### QUOTED PASSAGE:
• • • •
Debugging JWT Issues

Use this comprehensive checklist to debug JWT verification problems:

Header Checks:

  • JWT token is present in x-webhook-signature header
  • x-netlify-event header is set to submission_created
  • Content-Type header is application/json

JWT Structure:

  • JWT has three parts separated by dots (header.payload.signature)
  • Each part is valid base64url encoded (no + or / or = characters)
  • JWT payload contains sha256 field with 64 hex characters

Body Hash Verification:

  • Request body hash matches sha256 in JWT payload
  • Body hasn't been modified after signature was created
  • No middleware is altering the request body

Secret Configuration:

  • NETLIFY_FORM_JWS environment variable is set correctly
  • Secret matches the one configured in Netlify settings
  • No whitespace or newlines in the secret value

Signature Verification:

  • JWT signature algorithm is HS256 (HMAC-SHA256)
  • Signature verification is using the correct key
  • Base64url decoding is working correctly (not standard base64)

Debugging Tools:

  1. Decode JWT at jwt.io to inspect header and payload
  2. Run test-webhook.ts to verify your secret and setup
  3. Check Val Town logs for detailed error messages
  4. Compare the body hash in logs with JWT payload sha256 field

Test Script Troubleshooting

IssueSymptomSolution
Test returns 401{"ok": false, "error": "Invalid signature"}1. Verify NETLIFY_FORM_JWS env var is set correctly
2. Check secret matches Netlify
3. Ensure no typos in secret
Test returns 400{"ok": false}1. Verify x-netlify-event header is set
2. Check request format is correct
3. Ensure body is valid JSON
Test returns 500{"ok": false, "error": "Server configuration error"}1. Check webhook has NETLIFY_FORM_JWS env var
2. Check webhook has SLACK_WEBHOOK_URL env var
3. Verify both vals have access to env vars
Test hangsNo response1. Check network connectivity
2. Verify webhook endpoint URL
3. Check for Val Town service issues
Second run failsExpected: should succeed with duplicate detectionThis is normal behavior - webhook detects duplicate submission ID
Hash mismatchBody hash doesn't match JWT payload1. Ensure body isn't being modified
2. Check encoding is consistent (UTF-8)
• • • •
### SET OF TASKS:
#1 Revise the JWT debugging checklist from "Use this comprehensive" through "by dots (header.payload.signature)", changing "comprehensive checklist" to "complete checklist".
#2 Extend the JWT debugging checklist, picking up after its last line.
The data after this point is unrelated to the JWT debugging checklist.

### PROVIDED INFORMATION:
• • • •
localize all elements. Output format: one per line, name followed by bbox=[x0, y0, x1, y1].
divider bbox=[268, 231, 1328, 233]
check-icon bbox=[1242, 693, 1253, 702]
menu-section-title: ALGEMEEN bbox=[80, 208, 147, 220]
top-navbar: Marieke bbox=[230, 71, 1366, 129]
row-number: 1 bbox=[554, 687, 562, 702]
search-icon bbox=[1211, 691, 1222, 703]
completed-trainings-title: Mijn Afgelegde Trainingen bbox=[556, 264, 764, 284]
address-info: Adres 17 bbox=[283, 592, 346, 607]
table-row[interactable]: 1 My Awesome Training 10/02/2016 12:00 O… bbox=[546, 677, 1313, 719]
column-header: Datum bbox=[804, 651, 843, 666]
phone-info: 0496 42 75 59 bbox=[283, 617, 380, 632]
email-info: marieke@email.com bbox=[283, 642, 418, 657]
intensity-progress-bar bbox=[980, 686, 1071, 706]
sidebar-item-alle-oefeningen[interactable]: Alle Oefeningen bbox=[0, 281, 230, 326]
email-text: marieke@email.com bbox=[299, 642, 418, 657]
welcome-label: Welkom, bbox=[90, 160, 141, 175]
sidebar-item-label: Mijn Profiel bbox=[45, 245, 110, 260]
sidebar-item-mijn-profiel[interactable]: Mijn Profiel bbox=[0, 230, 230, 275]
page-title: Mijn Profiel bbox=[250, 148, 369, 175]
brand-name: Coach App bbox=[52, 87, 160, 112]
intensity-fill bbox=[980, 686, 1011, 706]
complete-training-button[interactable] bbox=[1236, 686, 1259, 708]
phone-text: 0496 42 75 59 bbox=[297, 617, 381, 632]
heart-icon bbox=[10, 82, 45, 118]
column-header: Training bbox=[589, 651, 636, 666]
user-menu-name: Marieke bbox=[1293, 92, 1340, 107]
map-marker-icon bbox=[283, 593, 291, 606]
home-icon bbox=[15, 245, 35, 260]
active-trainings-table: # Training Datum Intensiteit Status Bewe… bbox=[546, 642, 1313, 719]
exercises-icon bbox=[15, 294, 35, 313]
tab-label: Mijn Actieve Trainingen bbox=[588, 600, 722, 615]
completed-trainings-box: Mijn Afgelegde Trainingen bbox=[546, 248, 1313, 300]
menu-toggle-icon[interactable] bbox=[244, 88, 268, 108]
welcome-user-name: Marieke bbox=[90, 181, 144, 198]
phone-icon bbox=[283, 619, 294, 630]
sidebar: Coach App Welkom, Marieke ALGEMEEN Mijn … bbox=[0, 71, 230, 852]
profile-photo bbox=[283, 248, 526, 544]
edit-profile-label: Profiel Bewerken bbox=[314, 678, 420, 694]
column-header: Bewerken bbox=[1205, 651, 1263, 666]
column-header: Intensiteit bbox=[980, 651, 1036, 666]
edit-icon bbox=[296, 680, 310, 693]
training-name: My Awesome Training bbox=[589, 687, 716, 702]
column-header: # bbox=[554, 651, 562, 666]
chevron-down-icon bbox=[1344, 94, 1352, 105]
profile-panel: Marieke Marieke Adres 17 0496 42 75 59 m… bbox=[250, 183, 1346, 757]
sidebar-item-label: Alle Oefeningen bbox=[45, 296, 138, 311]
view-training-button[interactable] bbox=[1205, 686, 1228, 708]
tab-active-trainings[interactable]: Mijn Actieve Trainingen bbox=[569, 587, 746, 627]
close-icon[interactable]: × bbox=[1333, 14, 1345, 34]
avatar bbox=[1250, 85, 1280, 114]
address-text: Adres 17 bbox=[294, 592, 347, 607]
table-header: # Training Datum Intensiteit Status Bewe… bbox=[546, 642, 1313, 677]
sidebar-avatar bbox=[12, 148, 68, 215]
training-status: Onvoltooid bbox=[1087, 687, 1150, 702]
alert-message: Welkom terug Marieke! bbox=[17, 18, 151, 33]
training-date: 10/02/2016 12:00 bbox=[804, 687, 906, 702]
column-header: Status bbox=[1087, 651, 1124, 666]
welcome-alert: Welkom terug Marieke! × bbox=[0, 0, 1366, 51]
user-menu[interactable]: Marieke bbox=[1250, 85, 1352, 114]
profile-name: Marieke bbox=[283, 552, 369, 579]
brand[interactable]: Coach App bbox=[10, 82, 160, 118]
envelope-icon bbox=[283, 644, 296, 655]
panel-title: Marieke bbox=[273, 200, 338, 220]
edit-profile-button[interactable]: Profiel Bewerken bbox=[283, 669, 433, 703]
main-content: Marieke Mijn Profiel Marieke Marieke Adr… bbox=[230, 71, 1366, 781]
• • • •
### ANSWER SET:
#1
Use this complete checklist to debug JWT verification problems:

Header Checks:

  • JWT token is present in x-webhook-signature header
  • x-netlify-event header is set to submission_created
  • Content-Type header is application/json

JWT Structure:

  • JWT has three parts separated by dots (header.payload.signature)

#2
3. Verify no whitespace changes

Testing the Test Script:

# Verify JWT is being generated correctly
# Decode the JWT at https://jwt.io to inspect:
# - Header should have: {"alg":"HS256","typ":"JWT"}
# - Payload should have: {"iss":"netlify","sha256":"..."}
# - Signature should verify with your NETLIFY_FORM_JWS secret

Files

FileTypePurposeKey Features
main.tsHTTP handlerMain webhook endpointJWT verification, signature validation, data processing, notifications
test-webhook.tsScriptAutomated test suiteJWT signing, signature generation, end-to-end testing
README.mdDocumentationProject documentationSetup guide, security details, troubleshooting

File Details

main.ts

The main webhook handler that:

  • Receives POST requests from Netlify
  • Verifies JWT signatures using HMAC-SHA256
  • Validates request body integrity via SHA-256 hash comparison
  • Processes form submissions
  • Stores data in blob storage with deduplication
  • Sends email and Slack notifications

Key Functions:

  • verifyNetlifySignature() - JWT verification logic
  • base64UrlToArrayBuffer() - Base64url decoding for JWT
  • Main HTTP handler - Request processing and orchestration

test-webhook.ts

An automated test script that:

  • Generates valid JWT signatures matching Netlify's implementation
  • Creates test requests with proper headers
  • Verifies the webhook's security and functionality
  • Provides detailed test results

Key Functions:

  • base64UrlEncode() - Encodes data to base64url format
  • generateNetlifyJWT() - Creates valid JWT tokens with HMAC-SHA256 signatures
  • Main test function - Executes the test and reports results

Why This Test is Important:

  • Validates JWT signing/verification is working correctly
  • Ensures webhook security is properly configured
  • Proves the integration with Netlify will work
  • Catches configuration errors before production

License

This project is part of Preston-Werner Ventures' internal tooling.